Provided material>
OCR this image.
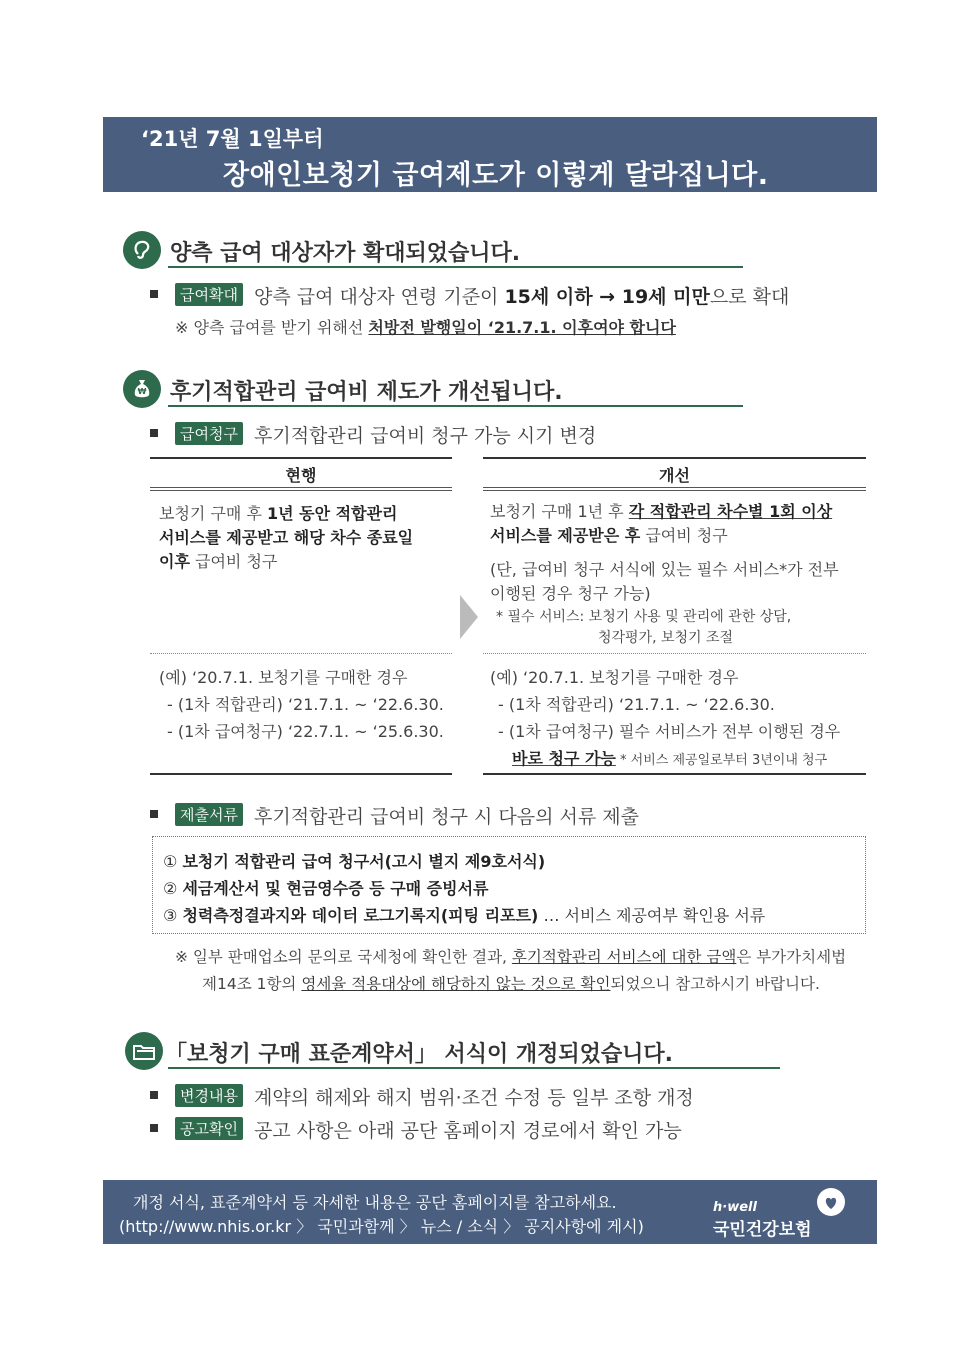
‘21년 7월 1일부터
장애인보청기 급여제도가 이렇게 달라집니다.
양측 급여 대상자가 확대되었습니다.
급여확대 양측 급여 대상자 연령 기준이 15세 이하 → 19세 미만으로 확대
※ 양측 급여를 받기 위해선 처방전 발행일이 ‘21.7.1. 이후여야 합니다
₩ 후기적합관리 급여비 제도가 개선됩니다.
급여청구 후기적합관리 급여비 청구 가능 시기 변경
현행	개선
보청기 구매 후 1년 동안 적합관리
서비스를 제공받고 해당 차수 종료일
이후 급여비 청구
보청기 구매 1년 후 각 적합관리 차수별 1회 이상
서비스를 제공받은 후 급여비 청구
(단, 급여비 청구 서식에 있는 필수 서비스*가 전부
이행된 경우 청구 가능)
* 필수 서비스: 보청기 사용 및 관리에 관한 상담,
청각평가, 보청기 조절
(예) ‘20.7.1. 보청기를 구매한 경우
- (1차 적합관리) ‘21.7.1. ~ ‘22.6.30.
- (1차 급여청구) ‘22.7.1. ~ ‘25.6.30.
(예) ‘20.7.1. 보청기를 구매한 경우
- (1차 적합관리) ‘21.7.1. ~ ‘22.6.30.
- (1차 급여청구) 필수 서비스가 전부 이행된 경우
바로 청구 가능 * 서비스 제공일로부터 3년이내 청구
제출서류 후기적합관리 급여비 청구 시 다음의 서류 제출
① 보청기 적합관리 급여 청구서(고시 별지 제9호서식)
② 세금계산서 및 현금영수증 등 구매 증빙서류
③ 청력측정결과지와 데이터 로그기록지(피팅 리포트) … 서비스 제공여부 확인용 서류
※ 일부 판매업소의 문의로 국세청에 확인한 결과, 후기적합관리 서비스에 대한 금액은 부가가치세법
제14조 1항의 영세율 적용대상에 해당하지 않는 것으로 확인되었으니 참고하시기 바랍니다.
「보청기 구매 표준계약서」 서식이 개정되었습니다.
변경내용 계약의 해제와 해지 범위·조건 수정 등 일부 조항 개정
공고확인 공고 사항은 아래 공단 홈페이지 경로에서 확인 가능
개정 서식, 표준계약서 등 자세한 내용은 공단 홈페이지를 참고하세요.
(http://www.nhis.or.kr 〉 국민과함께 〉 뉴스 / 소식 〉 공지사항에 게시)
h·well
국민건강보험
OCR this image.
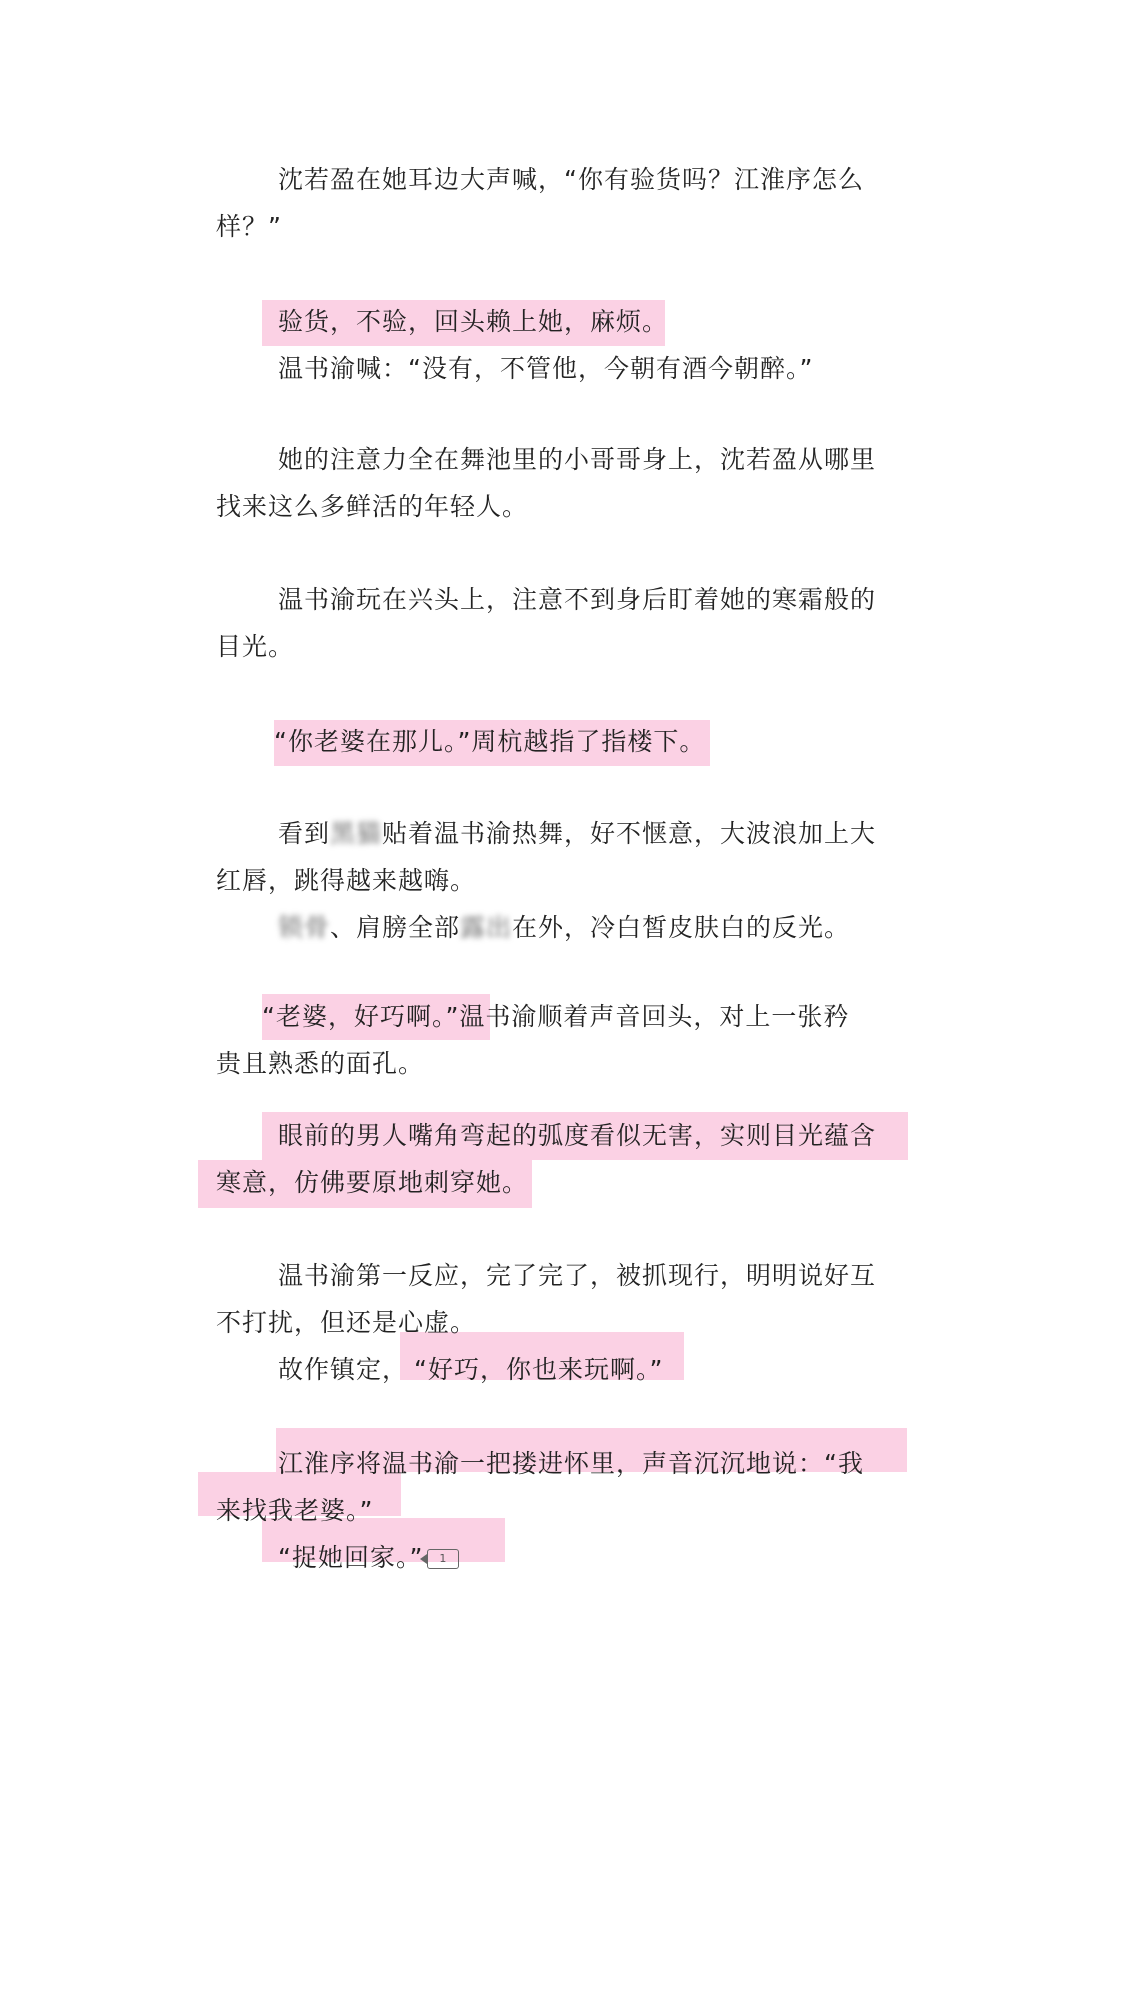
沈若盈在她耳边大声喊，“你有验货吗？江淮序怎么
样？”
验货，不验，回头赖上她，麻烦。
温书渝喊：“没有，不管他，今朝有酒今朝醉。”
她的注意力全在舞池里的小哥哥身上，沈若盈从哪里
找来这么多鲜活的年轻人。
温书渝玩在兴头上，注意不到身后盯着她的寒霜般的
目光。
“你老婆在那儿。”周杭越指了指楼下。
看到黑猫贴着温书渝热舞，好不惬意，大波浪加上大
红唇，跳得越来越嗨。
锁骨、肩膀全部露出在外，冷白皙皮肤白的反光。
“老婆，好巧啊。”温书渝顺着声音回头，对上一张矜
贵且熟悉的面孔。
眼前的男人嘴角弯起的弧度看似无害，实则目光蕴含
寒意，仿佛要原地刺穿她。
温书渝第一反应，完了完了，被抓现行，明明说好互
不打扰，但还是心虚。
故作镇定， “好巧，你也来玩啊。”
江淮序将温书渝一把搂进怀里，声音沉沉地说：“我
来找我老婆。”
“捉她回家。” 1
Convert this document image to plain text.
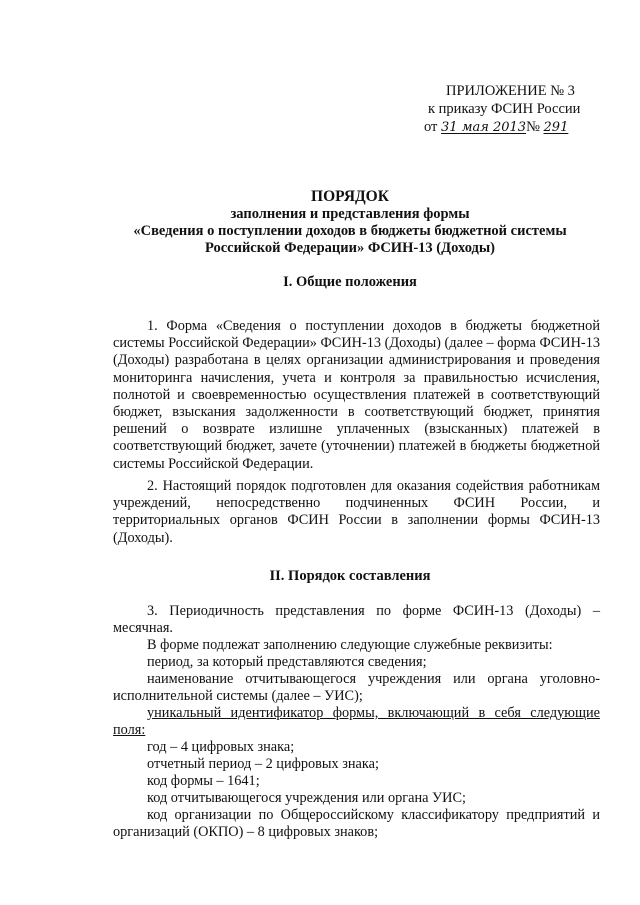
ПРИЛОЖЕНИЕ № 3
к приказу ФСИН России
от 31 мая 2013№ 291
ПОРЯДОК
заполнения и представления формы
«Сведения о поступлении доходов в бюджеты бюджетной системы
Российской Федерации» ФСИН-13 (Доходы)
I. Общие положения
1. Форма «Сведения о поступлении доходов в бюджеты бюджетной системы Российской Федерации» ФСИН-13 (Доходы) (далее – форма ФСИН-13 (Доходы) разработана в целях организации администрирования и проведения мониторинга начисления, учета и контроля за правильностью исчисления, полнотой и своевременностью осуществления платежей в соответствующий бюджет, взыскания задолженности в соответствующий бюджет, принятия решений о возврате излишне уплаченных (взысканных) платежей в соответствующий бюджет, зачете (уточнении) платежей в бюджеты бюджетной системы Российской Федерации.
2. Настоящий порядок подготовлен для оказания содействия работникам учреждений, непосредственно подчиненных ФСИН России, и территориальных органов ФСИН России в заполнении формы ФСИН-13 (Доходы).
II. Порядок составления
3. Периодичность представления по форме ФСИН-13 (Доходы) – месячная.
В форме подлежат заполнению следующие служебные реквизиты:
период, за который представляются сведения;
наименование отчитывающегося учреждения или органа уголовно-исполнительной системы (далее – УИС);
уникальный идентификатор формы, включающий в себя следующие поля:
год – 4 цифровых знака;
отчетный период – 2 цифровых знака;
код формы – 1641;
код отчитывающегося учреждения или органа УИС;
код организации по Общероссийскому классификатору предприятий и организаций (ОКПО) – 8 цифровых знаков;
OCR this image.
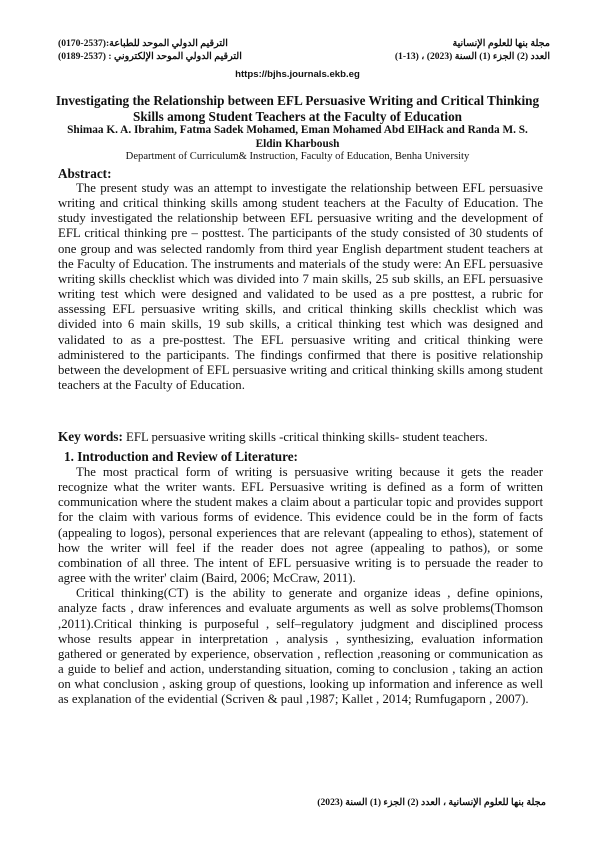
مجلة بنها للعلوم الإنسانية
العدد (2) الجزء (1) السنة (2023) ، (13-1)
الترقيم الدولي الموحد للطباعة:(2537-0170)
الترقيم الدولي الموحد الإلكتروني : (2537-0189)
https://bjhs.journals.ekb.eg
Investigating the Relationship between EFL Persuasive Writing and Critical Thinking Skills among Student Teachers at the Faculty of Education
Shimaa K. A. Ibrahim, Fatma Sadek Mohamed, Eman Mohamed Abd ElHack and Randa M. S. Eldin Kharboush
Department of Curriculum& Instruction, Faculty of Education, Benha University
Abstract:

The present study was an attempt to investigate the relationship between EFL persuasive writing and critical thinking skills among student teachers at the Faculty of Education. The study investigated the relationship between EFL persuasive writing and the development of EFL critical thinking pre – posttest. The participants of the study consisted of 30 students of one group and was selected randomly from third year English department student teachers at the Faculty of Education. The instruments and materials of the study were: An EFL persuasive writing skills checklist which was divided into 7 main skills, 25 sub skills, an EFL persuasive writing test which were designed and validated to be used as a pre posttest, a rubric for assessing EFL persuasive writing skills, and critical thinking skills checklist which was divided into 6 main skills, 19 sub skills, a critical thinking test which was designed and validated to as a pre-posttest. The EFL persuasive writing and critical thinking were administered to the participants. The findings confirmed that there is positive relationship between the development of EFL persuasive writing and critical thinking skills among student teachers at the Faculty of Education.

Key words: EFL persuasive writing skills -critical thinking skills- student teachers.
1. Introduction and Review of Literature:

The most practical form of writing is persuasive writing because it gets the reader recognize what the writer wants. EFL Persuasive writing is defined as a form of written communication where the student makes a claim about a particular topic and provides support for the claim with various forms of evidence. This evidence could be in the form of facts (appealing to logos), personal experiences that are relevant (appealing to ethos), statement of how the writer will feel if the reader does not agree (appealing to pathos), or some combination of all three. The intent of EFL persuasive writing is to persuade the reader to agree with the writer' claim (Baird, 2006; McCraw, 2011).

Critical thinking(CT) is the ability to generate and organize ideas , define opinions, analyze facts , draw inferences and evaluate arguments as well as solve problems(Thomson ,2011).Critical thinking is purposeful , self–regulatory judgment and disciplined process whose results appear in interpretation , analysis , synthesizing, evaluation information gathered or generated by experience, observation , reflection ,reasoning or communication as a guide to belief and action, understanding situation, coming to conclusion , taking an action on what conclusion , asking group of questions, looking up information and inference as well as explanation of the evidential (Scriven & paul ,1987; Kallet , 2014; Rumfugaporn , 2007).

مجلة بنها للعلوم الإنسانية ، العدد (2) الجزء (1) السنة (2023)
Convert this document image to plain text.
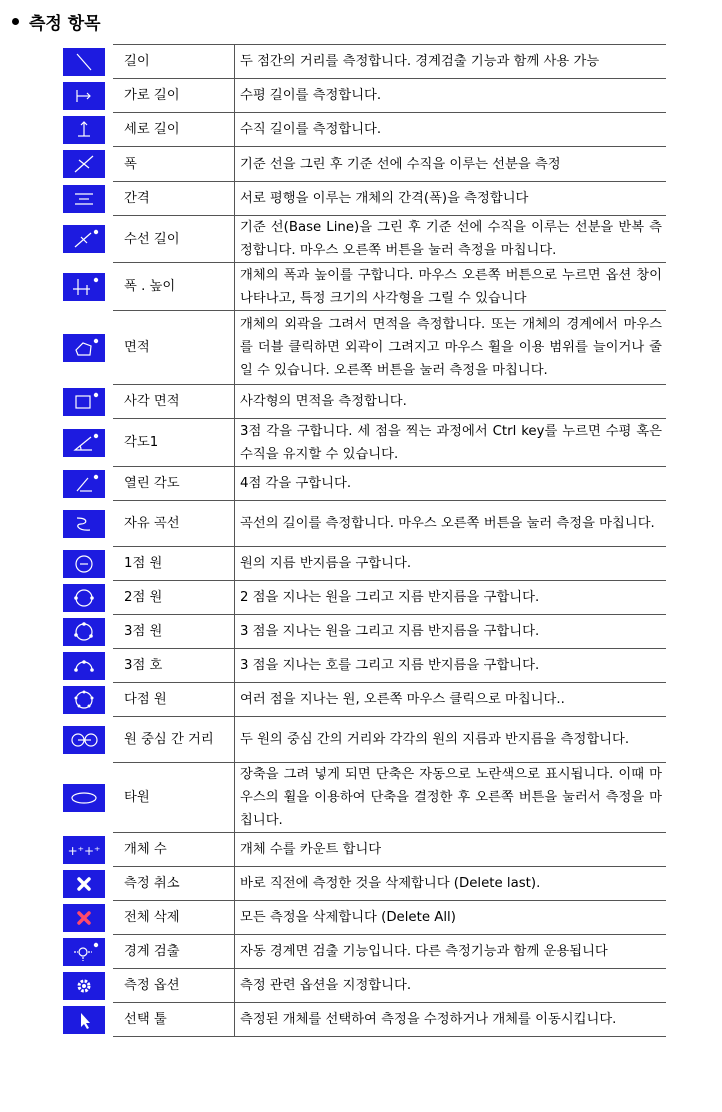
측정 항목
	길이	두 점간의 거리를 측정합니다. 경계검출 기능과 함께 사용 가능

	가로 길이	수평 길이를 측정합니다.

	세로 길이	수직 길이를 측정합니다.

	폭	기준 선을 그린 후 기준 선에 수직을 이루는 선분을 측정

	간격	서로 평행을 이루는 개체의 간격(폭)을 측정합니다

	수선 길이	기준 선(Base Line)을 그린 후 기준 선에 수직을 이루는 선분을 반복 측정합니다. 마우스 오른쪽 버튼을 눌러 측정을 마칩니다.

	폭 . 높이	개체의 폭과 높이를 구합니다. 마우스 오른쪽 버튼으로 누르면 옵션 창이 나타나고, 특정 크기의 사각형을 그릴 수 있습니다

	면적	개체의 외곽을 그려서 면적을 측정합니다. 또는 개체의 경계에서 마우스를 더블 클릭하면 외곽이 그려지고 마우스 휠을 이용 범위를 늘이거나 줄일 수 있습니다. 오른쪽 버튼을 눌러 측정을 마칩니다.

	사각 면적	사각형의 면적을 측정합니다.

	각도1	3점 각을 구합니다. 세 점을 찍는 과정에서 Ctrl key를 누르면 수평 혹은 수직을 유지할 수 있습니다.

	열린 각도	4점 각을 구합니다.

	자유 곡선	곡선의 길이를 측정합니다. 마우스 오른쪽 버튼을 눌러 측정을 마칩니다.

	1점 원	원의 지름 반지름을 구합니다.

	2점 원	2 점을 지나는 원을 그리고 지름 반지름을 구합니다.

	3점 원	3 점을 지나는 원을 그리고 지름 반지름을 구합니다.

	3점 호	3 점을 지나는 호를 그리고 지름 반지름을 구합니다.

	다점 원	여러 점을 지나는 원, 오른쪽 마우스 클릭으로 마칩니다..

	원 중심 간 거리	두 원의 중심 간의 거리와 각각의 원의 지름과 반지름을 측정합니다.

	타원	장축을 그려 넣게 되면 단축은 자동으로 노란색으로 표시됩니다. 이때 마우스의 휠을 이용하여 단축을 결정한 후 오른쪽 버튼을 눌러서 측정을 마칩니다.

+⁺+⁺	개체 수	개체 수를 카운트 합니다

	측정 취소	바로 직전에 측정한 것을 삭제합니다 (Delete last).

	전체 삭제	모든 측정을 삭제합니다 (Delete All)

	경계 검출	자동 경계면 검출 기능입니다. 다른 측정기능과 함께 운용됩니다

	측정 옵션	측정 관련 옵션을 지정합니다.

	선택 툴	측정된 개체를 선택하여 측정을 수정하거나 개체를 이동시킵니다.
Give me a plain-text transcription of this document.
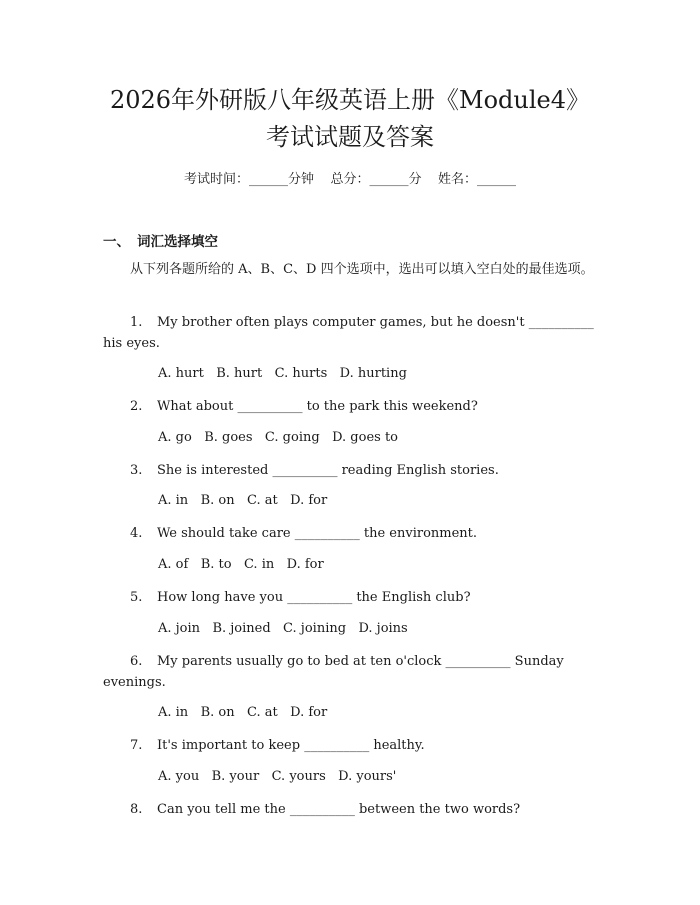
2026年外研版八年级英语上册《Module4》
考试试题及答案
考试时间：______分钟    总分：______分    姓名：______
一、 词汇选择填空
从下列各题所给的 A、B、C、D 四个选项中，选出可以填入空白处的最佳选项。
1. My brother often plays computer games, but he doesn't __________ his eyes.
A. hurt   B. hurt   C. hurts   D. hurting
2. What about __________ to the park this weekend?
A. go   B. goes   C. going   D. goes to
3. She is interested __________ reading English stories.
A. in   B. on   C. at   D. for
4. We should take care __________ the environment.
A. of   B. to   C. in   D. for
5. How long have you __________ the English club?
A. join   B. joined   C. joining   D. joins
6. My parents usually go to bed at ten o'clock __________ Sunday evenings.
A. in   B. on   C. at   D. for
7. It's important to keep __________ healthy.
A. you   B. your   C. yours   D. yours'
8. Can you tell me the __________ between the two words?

What the task asks>
Copy out each line that contains the word "Российской".

Exercise answer>
Российской Федерации» ФСИН-13 (Доходы)
1. Форма «Сведения о поступлении доходов в бюджеты бюджетной системы Российской Федерации» ФСИН-13 (Доходы) (далее – форма ФСИН-13 (Доходы) разработана в целях организации администрирования и проведения мониторинга начисления, учета и контроля за правильностью исчисления, полнотой и своевременностью осуществления платежей в соответствующий бюджет, взыскания задолженности в соответствующий бюджет, принятия решений о возврате излишне уплаченных (взысканных) платежей в соответствующий бюджет, зачете (уточнении) платежей в бюджеты бюджетной системы Российской Федерации.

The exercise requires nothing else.